• Problem statement: Print the full listing exactly.

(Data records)
____

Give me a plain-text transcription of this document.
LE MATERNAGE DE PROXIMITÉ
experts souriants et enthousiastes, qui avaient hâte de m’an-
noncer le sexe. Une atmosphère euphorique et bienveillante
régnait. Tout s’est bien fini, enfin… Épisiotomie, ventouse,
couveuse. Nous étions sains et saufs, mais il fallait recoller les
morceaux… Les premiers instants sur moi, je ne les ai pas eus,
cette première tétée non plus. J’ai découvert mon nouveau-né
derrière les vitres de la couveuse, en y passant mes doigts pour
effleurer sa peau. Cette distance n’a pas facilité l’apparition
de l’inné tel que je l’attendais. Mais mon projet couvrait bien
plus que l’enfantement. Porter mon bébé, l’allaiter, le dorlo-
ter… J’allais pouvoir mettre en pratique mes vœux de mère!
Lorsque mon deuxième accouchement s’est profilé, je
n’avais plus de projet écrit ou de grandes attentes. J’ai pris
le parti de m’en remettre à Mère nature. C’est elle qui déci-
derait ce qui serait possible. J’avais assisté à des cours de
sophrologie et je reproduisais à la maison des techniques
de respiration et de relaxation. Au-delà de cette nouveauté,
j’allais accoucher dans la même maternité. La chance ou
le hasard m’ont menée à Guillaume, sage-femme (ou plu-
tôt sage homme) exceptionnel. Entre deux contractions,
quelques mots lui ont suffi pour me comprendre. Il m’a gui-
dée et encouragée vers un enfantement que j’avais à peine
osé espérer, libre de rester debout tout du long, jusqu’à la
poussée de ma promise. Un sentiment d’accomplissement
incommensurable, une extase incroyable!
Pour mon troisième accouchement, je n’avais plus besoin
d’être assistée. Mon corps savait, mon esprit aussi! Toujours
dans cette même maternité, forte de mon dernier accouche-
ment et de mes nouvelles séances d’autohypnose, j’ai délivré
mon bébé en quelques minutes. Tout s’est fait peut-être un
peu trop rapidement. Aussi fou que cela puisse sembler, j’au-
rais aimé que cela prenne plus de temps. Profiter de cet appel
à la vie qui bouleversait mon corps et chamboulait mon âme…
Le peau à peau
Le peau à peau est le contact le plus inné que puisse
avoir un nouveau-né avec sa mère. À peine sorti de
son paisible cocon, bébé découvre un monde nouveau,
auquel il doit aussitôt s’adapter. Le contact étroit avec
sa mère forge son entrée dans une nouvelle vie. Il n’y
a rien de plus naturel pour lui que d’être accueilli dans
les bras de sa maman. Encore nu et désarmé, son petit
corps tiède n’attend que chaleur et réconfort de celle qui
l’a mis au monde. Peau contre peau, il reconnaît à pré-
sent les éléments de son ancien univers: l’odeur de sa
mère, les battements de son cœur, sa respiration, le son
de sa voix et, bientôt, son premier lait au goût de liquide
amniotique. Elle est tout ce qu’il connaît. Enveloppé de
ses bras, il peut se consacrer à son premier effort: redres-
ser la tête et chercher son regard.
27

____

• Response:
Give me a plain-text transcription of this document.
LE MATERNAGE DE PROXIMITÉ
experts souriants et enthousiastes, qui avaient hâte de m’an-
noncer le sexe. Une atmosphère euphorique et bienveillante
régnait. Tout s’est bien fini, enfin… Épisiotomie, ventouse,
couveuse. Nous étions sains et saufs, mais il fallait recoller les
morceaux… Les premiers instants sur moi, je ne les ai pas eus,
cette première tétée non plus. J’ai découvert mon nouveau-né
derrière les vitres de la couveuse, en y passant mes doigts pour
effleurer sa peau. Cette distance n’a pas facilité l’apparition
de l’inné tel que je l’attendais. Mais mon projet couvrait bien
plus que l’enfantement. Porter mon bébé, l’allaiter, le dorlo-
ter… J’allais pouvoir mettre en pratique mes vœux de mère!
Lorsque mon deuxième accouchement s’est profilé, je
n’avais plus de projet écrit ou de grandes attentes. J’ai pris
le parti de m’en remettre à Mère nature. C’est elle qui déci-
derait ce qui serait possible. J’avais assisté à des cours de
sophrologie et je reproduisais à la maison des techniques
de respiration et de relaxation. Au-delà de cette nouveauté,
j’allais accoucher dans la même maternité. La chance ou
le hasard m’ont menée à Guillaume, sage-femme (ou plu-
tôt sage homme) exceptionnel. Entre deux contractions,
quelques mots lui ont suffi pour me comprendre. Il m’a gui-
dée et encouragée vers un enfantement que j’avais à peine
osé espérer, libre de rester debout tout du long, jusqu’à la
poussée de ma promise. Un sentiment d’accomplissement
incommensurable, une extase incroyable!
Pour mon troisième accouchement, je n’avais plus besoin
d’être assistée. Mon corps savait, mon esprit aussi! Toujours
dans cette même maternité, forte de mon dernier accouche-
ment et de mes nouvelles séances d’autohypnose, j’ai délivré
mon bébé en quelques minutes. Tout s’est fait peut-être un
peu trop rapidement. Aussi fou que cela puisse sembler, j’au-
rais aimé que cela prenne plus de temps. Profiter de cet appel
à la vie qui bouleversait mon corps et chamboulait mon âme…
Le peau à peau
Le peau à peau est le contact le plus inné que puisse
avoir un nouveau-né avec sa mère. À peine sorti de
son paisible cocon, bébé découvre un monde nouveau,
auquel il doit aussitôt s’adapter. Le contact étroit avec
sa mère forge son entrée dans une nouvelle vie. Il n’y
a rien de plus naturel pour lui que d’être accueilli dans
les bras de sa maman. Encore nu et désarmé, son petit
corps tiède n’attend que chaleur et réconfort de celle qui
l’a mis au monde. Peau contre peau, il reconnaît à pré-
sent les éléments de son ancien univers: l’odeur de sa
mère, les battements de son cœur, sa respiration, le son
de sa voix et, bientôt, son premier lait au goût de liquide
amniotique. Elle est tout ce qu’il connaît. Enveloppé de
ses bras, il peut se consacrer à son premier effort: redres-
ser la tête et chercher son regard.
27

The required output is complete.